───── 원문 발췌 ─────
② 제1항의 승낙은 당 사이트가 제공하는 과학기술정보검색, 맞춤정보, 서지정보 등 다른 서비스의 이용승낙을
포함합니다.
제 6 조 (회원가입)
서비스를 이용하고자 하는 고객은 당 사이트에서 정한 회원가입양식에 개인정보를 기재하여 가입을 하여야 합니다.
제 7 조 (개인정보의 보호 및 사용)
당 사이트는 관계법령이 정하는 바에 따라 회원 등록정보를 포함한 회원의 개인정보를 보호하기 위해 노력합니다. 회원 개인정보의 보호 및 사용에 대해서는 관련법령 및 당 사이트의 개인정보 보호정책이 적용됩니다.
제 8 조 (이용 신청의 승낙과 제한)
① 당 사이트는 제6조의 규정에 의한 이용신청고객에 대하여 서비스 이용을 승낙합니다.
② 당 사이트는 아래사항에 해당하는 경우에 대해서 승낙하지 아니 합니다.
- 이용계약 신청서의 내용을 허위로 기재한 경우
- 기타 규정한 제반사항을 위반하며 신청하는 경우
제 9 조 (회원 ID 부여 및 변경 등)
① 당 사이트는 이용고객에 대하여 약관에 정하는 바에 따라 자신이 선정한 회원 ID를 부여합니다.
② 회원 ID는 원칙적으로 변경이 불가하며 부득이한 사유로 인하여 변경 하고자 하는 경우에는 해당 ID를
해지하고 재가입해야 합니다.
③ 기타 회원 개인정보 관리 및 변경 등에 관한 사항은 서비스별 안내에 정하는 바에 의합니다.
제 3 장 계약 당사자의 의무
제 10 조 (KISTI의 의무)
① 당 사이트는 이용고객이 희망한 서비스 제공 개시일에 특별한 사정이 없는 한 서비스를 이용할 수 있도록
하여야 합니다.
───── 제공 자료 ─────
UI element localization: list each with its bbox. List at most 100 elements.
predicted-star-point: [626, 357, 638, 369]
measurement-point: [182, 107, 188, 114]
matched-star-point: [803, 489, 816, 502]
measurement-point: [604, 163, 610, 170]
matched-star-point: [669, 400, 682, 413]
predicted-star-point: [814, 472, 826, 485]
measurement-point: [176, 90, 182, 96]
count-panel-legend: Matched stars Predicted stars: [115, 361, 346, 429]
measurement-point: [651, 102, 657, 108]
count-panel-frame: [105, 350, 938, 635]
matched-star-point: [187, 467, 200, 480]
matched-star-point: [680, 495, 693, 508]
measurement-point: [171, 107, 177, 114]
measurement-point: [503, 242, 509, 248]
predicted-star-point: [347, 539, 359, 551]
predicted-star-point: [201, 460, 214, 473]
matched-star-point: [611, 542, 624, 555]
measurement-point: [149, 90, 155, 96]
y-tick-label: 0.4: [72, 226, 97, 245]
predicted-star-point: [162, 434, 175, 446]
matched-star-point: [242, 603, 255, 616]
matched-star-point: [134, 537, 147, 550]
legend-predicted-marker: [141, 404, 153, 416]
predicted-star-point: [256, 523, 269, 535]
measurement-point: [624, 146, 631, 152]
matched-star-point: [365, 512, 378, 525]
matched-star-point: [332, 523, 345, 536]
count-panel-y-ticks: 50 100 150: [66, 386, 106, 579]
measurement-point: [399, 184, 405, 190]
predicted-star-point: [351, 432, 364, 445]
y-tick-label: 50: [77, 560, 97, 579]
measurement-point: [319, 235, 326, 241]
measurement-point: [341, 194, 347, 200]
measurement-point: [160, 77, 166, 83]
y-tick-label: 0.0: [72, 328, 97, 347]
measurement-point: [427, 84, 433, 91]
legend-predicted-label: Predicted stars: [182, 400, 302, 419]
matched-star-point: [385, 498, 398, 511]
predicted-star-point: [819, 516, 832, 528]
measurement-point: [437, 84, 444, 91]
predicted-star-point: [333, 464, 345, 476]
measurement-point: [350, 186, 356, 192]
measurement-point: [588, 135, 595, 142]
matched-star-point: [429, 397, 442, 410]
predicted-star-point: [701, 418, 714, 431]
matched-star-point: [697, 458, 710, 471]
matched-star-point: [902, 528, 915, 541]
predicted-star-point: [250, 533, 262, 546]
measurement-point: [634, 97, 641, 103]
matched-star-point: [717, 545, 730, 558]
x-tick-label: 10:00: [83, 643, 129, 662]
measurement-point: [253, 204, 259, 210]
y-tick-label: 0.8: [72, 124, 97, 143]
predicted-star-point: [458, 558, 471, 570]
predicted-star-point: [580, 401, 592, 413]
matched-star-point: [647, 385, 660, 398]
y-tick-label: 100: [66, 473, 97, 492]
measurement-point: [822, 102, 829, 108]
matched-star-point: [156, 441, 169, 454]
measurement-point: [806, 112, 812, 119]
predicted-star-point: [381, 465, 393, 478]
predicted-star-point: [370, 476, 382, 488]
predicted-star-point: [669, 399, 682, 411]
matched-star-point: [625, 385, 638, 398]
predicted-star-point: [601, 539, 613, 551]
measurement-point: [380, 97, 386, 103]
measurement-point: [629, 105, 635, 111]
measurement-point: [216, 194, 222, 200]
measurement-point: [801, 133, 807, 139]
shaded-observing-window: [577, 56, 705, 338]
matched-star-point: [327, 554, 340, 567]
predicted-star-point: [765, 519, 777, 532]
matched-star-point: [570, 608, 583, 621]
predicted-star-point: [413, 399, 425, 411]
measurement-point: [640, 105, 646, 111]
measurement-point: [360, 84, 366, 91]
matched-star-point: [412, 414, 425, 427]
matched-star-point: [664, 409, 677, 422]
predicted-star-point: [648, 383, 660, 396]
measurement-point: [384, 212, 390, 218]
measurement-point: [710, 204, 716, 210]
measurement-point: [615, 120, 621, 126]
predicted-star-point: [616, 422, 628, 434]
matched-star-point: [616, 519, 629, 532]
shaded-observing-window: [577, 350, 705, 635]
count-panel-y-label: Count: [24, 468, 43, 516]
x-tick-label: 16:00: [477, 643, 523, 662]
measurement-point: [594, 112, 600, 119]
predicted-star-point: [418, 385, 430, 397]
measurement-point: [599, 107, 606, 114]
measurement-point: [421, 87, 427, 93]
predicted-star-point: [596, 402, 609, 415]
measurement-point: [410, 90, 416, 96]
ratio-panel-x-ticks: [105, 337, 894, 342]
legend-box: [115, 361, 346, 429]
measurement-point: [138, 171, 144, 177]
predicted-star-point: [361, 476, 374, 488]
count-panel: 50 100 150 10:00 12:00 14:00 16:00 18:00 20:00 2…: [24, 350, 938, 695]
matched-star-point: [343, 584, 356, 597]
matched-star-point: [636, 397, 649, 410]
─────
### [학습 과제]
**A.** 위 이용약관 발췌문에서 "제 7 조 (개인정보의"부터 "ID 부여 및 변경 등)"까지의 부분을 글자 하나 바꾸지 말고 옮겨 적으시오.
**B.** 위 이용약관 발췌문을 읽고 다음 물음에 답하시오.
(i) 부득이한 사유로 회원 ID를 변경하고자 하는 경우에는 어떻게 해야 하는가?
(ii) 회원 개인정보의 보호 및 사용에 대해서는 무엇이 적용되는가?
(iii) 이용계약 신청서의 내용을 허위로 기재한 경우, 당 사이트는 이용 신청을 승낙하는가?

### [과제 정답]
**A.**
제 7 조 (개인정보의 보호 및 사용)
당 사이트는 관계법령이 정하는 바에 따라 회원 등록정보를 포함한 회원의 개인정보를 보호하기 위해 노력합니다. 회원 개인정보의 보호 및 사용에 대해서는 관련법령 및 당 사이트의 개인정보 보호정책이 적용됩니다.
제 8 조 (이용 신청의 승낙과 제한)
① 당 사이트는 제6조의 규정에 의한 이용신청고객에 대하여 서비스 이용을 승낙합니다.
② 당 사이트는 아래사항에 해당하는 경우에 대해서 승낙하지 아니 합니다.
- 이용계약 신청서의 내용을 허위로 기재한 경우
- 기타 규정한 제반사항을 위반하며 신청하는 경우
제 9 조 (회원 ID 부여 및 변경 등)

**B.**
(i) 해당 ID를 해지하고 재가입해야 한다.
(ii) 관련법령 및 당 사이트의 개인정보 보호정책이 적용된다.
(iii) 승낙하지 않는다.